Element bounding-box annotations:

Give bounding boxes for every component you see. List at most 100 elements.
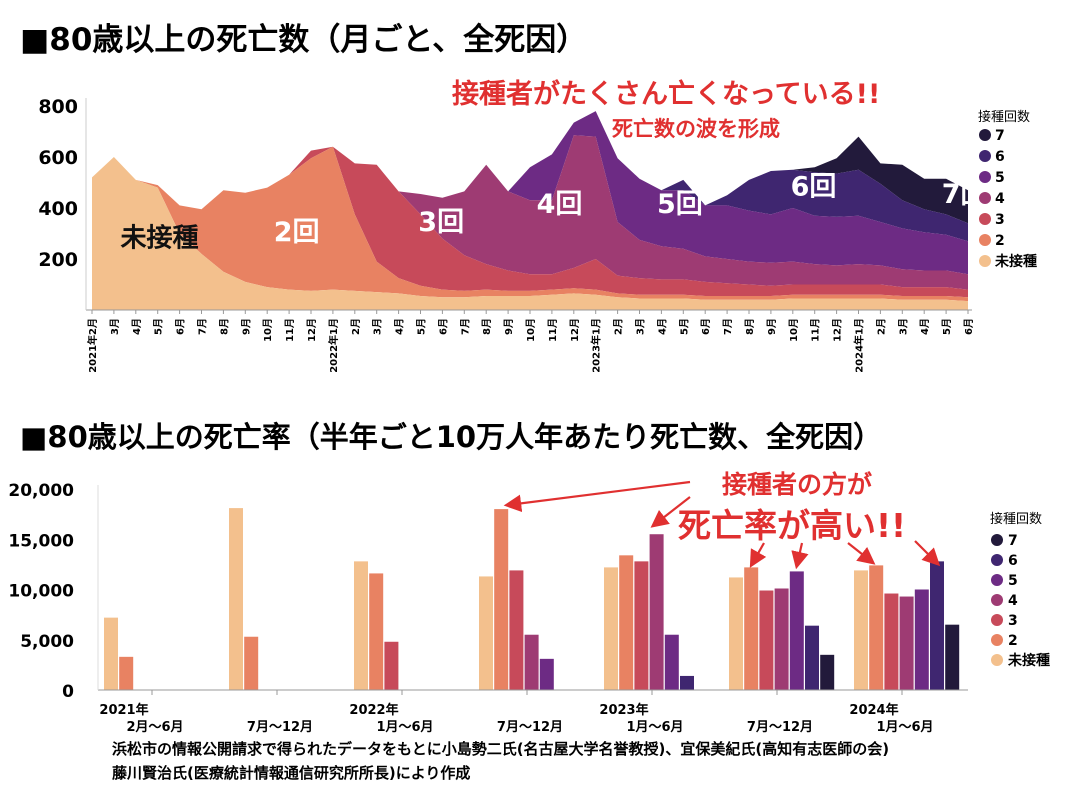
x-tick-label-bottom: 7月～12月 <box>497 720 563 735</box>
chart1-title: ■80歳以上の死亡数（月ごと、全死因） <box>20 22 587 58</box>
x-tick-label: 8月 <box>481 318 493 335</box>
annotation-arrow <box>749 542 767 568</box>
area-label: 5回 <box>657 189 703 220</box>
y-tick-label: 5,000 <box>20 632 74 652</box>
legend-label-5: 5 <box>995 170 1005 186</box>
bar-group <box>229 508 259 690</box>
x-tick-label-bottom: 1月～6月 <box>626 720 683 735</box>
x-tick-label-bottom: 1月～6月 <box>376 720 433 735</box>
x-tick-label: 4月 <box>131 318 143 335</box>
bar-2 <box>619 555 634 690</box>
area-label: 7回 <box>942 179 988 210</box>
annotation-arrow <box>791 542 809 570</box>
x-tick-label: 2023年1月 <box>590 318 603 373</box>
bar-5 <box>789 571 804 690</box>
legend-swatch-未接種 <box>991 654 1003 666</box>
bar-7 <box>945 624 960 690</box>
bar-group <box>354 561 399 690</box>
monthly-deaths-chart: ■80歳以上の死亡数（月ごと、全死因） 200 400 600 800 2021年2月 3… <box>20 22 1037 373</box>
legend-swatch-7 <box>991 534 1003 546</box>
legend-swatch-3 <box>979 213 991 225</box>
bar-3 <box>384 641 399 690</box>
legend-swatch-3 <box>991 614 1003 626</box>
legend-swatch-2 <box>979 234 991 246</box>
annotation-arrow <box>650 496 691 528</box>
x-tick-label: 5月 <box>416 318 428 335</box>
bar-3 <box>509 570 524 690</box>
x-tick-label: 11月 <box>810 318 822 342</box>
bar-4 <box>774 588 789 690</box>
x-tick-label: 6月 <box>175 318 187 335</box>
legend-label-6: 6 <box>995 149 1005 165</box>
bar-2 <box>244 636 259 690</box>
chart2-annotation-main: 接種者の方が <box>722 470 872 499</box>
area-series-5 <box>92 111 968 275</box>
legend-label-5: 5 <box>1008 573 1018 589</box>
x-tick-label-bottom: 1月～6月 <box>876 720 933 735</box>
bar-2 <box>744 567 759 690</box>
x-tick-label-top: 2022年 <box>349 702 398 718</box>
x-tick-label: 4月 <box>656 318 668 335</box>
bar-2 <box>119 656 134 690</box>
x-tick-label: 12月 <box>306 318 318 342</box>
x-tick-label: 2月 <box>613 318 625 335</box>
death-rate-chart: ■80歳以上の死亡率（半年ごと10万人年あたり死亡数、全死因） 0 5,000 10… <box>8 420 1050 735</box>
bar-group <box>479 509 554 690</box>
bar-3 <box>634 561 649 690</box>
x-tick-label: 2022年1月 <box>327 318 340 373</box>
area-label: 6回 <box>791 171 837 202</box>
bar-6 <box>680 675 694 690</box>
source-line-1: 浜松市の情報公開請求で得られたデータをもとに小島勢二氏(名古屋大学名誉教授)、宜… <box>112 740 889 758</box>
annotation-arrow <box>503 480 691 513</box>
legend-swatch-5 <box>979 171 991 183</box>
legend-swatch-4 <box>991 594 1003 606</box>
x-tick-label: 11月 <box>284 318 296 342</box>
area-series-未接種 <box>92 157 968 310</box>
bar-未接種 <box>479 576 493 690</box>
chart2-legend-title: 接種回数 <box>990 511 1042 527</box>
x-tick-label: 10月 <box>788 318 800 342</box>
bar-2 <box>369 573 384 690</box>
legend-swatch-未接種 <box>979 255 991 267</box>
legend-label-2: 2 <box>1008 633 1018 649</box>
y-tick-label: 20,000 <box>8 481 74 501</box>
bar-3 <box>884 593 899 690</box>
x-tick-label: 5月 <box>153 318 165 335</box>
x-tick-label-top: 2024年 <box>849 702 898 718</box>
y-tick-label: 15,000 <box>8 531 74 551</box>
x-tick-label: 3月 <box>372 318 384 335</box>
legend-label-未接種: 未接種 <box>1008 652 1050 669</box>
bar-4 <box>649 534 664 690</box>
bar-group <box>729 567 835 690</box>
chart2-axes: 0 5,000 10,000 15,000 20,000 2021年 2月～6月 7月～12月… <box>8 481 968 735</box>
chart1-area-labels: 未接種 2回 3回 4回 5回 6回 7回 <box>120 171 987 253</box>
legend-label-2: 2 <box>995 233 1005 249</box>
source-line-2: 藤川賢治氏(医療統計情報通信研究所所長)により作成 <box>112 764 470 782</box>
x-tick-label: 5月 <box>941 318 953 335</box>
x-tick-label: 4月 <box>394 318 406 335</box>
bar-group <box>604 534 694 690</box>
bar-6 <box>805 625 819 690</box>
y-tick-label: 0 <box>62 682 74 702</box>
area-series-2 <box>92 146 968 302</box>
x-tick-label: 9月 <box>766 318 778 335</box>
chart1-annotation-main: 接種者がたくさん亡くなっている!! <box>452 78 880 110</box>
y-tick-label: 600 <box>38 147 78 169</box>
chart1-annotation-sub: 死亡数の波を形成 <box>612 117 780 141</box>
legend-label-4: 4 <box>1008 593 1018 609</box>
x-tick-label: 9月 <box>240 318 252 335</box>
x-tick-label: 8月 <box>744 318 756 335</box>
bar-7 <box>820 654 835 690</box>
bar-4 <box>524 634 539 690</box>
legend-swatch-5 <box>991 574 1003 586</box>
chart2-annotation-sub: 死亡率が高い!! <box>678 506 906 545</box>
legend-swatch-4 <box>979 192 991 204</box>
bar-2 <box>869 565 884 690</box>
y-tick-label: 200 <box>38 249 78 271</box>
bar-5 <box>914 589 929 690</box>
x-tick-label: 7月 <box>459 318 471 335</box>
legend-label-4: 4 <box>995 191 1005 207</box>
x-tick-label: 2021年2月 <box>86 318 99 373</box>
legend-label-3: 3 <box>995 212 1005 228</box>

WHAT IS BEING ASKED: Write out every record above again, line for line and unchanged, but leave out the pictures.

TASK OUTPUT:
Give bounding boxes for every component you see. List at most 100 elements.
x-tick-label-bottom: 7月～12月 <box>497 720 563 735</box>
chart1-title: ■80歳以上の死亡数（月ごと、全死因） <box>20 22 587 58</box>
x-tick-label: 8月 <box>481 318 493 335</box>
annotation-arrow <box>749 542 767 568</box>
area-label: 5回 <box>657 189 703 220</box>
y-tick-label: 5,000 <box>20 632 74 652</box>
legend-label-5: 5 <box>995 170 1005 186</box>
bar-group <box>229 508 259 690</box>
x-tick-label-bottom: 1月～6月 <box>626 720 683 735</box>
x-tick-label-bottom: 1月～6月 <box>376 720 433 735</box>
x-tick-label: 4月 <box>131 318 143 335</box>
bar-2 <box>619 555 634 690</box>
area-label: 7回 <box>942 179 988 210</box>
annotation-arrow <box>791 542 809 570</box>
x-tick-label: 2023年1月 <box>590 318 603 373</box>
bar-5 <box>789 571 804 690</box>
legend-swatch-未接種 <box>991 654 1003 666</box>
bar-7 <box>945 624 960 690</box>
bar-group <box>354 561 399 690</box>
monthly-deaths-chart: ■80歳以上の死亡数（月ごと、全死因） 200 400 600 800 2021年2月 3… <box>20 22 1037 373</box>
legend-swatch-7 <box>991 534 1003 546</box>
legend-swatch-3 <box>979 213 991 225</box>
bar-3 <box>384 641 399 690</box>
legend-swatch-3 <box>991 614 1003 626</box>
legend-swatch-2 <box>979 234 991 246</box>
annotation-arrow <box>650 496 691 528</box>
x-tick-label: 5月 <box>416 318 428 335</box>
bar-3 <box>509 570 524 690</box>
x-tick-label: 11月 <box>810 318 822 342</box>
bar-4 <box>774 588 789 690</box>
x-tick-label: 6月 <box>175 318 187 335</box>
legend-label-6: 6 <box>995 149 1005 165</box>
bar-2 <box>244 636 259 690</box>
chart2-annotation-main: 接種者の方が <box>722 470 872 499</box>
area-series-5 <box>92 111 968 275</box>
legend-label-5: 5 <box>1008 573 1018 589</box>
x-tick-label-bottom: 1月～6月 <box>876 720 933 735</box>
bar-2 <box>744 567 759 690</box>
x-tick-label-top: 2022年 <box>349 702 398 718</box>
x-tick-label: 4月 <box>656 318 668 335</box>
bar-2 <box>119 656 134 690</box>
x-tick-label: 12月 <box>306 318 318 342</box>
x-tick-label: 2月 <box>613 318 625 335</box>
death-rate-chart: ■80歳以上の死亡率（半年ごと10万人年あたり死亡数、全死因） 0 5,000 10… <box>8 420 1050 735</box>
bar-group <box>479 509 554 690</box>
bar-3 <box>634 561 649 690</box>
x-tick-label: 2022年1月 <box>327 318 340 373</box>
area-label: 6回 <box>791 171 837 202</box>
bar-6 <box>680 675 694 690</box>
source-line-1: 浜松市の情報公開請求で得られたデータをもとに小島勢二氏(名古屋大学名誉教授)、宜… <box>112 740 889 758</box>
annotation-arrow <box>503 480 691 513</box>
legend-swatch-5 <box>979 171 991 183</box>
legend-swatch-4 <box>991 594 1003 606</box>
x-tick-label: 11月 <box>284 318 296 342</box>
area-series-未接種 <box>92 157 968 310</box>
bar-未接種 <box>479 576 493 690</box>
chart2-legend-title: 接種回数 <box>990 511 1042 527</box>
x-tick-label: 10月 <box>788 318 800 342</box>
bar-2 <box>369 573 384 690</box>
legend-swatch-未接種 <box>979 255 991 267</box>
legend-label-2: 2 <box>1008 633 1018 649</box>
y-tick-label: 20,000 <box>8 481 74 501</box>
bar-3 <box>884 593 899 690</box>
x-tick-label: 5月 <box>153 318 165 335</box>
x-tick-label-top: 2024年 <box>849 702 898 718</box>
y-tick-label: 15,000 <box>8 531 74 551</box>
x-tick-label: 3月 <box>372 318 384 335</box>
legend-label-未接種: 未接種 <box>1008 652 1050 669</box>
bar-4 <box>649 534 664 690</box>
bar-group <box>729 567 835 690</box>
chart2-axes: 0 5,000 10,000 15,000 20,000 2021年 2月～6月 7月～12月… <box>8 481 968 735</box>
chart1-area-labels: 未接種 2回 3回 4回 5回 6回 7回 <box>120 171 987 253</box>
legend-label-2: 2 <box>995 233 1005 249</box>
source-line-2: 藤川賢治氏(医療統計情報通信研究所所長)により作成 <box>112 764 470 782</box>
x-tick-label: 5月 <box>941 318 953 335</box>
x-tick-label: 4月 <box>394 318 406 335</box>
bar-group <box>604 534 694 690</box>
bar-6 <box>805 625 819 690</box>
y-tick-label: 0 <box>62 682 74 702</box>
area-series-2 <box>92 146 968 302</box>
x-tick-label: 9月 <box>766 318 778 335</box>
chart1-annotation-main: 接種者がたくさん亡くなっている!! <box>452 78 880 110</box>
y-tick-label: 600 <box>38 147 78 169</box>
chart1-annotation-sub: 死亡数の波を形成 <box>612 117 780 141</box>
legend-label-4: 4 <box>1008 593 1018 609</box>
x-tick-label: 9月 <box>240 318 252 335</box>
x-tick-label: 8月 <box>744 318 756 335</box>
bar-7 <box>820 654 835 690</box>
bar-4 <box>524 634 539 690</box>
legend-swatch-5 <box>991 574 1003 586</box>
chart2-annotation-sub: 死亡率が高い!! <box>678 506 906 545</box>
legend-swatch-4 <box>979 192 991 204</box>
bar-2 <box>869 565 884 690</box>
y-tick-label: 200 <box>38 249 78 271</box>
bar-5 <box>914 589 929 690</box>
x-tick-label: 7月 <box>459 318 471 335</box>
legend-label-4: 4 <box>995 191 1005 207</box>
x-tick-label: 2021年2月 <box>86 318 99 373</box>
legend-label-3: 3 <box>995 212 1005 228</box>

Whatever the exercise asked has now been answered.